— start —

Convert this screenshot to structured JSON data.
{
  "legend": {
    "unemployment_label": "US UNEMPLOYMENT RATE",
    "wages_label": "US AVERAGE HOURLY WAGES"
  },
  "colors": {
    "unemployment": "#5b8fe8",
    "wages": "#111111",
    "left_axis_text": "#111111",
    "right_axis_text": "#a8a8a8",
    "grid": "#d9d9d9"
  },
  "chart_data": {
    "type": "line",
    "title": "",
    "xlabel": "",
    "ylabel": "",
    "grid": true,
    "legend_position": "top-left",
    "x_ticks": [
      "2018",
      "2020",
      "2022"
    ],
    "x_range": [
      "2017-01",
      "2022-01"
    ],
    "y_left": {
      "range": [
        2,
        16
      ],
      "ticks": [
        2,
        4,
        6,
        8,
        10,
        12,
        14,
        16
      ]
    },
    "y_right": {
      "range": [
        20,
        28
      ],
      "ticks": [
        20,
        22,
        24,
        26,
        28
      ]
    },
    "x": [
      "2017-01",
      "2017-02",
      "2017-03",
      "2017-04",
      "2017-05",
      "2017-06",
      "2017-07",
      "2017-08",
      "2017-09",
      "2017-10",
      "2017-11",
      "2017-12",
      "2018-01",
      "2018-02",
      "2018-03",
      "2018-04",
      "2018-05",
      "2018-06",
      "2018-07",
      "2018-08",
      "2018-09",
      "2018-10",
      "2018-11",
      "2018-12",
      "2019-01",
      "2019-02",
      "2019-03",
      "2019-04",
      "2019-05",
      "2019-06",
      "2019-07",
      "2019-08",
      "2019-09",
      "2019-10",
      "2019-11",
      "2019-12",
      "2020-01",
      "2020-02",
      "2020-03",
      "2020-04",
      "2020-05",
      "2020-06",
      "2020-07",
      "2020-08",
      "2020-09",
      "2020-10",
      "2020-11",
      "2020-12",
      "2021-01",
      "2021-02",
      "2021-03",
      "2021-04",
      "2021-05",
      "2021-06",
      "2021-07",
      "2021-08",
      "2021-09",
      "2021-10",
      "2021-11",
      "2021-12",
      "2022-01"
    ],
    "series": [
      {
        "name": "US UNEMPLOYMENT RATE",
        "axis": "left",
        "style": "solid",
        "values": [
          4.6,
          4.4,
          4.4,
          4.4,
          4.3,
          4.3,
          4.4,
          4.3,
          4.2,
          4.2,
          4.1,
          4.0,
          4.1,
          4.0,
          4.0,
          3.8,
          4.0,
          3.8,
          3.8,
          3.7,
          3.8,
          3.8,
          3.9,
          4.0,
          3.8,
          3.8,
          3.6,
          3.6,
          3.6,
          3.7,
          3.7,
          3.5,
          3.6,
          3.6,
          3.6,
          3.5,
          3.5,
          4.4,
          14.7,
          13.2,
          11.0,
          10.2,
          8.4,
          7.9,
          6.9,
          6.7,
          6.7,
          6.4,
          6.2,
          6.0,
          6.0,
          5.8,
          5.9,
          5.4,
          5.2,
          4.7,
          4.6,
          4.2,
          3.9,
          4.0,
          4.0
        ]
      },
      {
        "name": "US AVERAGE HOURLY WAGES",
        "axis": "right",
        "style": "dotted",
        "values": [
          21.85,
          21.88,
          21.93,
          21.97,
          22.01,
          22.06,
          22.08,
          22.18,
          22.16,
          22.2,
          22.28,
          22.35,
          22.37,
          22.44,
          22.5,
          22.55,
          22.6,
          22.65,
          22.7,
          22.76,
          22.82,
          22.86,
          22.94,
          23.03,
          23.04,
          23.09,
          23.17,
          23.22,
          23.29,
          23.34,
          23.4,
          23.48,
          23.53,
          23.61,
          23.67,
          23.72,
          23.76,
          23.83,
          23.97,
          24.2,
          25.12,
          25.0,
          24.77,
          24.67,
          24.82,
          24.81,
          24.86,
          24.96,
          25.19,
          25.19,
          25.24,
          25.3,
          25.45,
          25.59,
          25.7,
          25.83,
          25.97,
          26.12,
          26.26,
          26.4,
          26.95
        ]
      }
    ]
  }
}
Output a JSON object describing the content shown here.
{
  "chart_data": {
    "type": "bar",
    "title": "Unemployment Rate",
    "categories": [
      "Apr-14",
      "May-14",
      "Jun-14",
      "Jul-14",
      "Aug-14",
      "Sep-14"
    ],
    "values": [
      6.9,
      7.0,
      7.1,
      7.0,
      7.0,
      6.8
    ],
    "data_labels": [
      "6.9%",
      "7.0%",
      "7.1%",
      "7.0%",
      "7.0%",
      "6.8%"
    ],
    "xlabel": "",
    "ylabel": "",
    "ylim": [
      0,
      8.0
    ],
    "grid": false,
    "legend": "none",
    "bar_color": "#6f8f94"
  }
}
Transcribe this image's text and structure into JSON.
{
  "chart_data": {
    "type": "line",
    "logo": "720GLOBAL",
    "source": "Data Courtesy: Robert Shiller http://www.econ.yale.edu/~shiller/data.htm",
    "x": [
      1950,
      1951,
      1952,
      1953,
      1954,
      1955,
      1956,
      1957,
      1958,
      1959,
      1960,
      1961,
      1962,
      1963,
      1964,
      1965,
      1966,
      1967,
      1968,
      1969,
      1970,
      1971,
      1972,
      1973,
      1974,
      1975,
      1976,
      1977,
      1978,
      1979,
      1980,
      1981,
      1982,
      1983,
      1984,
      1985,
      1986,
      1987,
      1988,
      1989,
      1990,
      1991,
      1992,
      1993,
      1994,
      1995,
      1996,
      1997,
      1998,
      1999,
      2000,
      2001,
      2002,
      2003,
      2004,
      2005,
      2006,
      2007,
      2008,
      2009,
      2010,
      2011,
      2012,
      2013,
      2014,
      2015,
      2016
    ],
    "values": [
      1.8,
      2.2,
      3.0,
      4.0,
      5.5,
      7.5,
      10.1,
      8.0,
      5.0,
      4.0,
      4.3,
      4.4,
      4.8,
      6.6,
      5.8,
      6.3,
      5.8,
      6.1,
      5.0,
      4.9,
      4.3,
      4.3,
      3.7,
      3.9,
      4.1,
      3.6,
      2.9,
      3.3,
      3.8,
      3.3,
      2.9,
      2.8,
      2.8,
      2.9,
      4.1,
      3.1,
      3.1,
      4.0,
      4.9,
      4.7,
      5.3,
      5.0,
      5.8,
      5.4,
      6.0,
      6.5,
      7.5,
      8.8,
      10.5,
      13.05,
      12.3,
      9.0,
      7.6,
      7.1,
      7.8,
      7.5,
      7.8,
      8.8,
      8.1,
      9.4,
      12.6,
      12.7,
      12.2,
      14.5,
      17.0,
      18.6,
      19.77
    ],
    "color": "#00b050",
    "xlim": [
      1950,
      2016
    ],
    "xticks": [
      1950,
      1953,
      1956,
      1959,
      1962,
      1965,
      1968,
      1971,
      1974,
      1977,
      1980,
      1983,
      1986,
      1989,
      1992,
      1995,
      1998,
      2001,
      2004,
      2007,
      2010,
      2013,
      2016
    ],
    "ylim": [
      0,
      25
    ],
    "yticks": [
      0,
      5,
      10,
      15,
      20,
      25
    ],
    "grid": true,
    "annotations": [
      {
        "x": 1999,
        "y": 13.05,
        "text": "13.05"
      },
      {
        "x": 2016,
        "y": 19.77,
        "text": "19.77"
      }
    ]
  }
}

— end —

- Given problem: Which lines contain the word "this"? Return each of them.

- Written answer:
Convert this screenshot to structured JSON data.
Transcribe this image's text and structure into JSON.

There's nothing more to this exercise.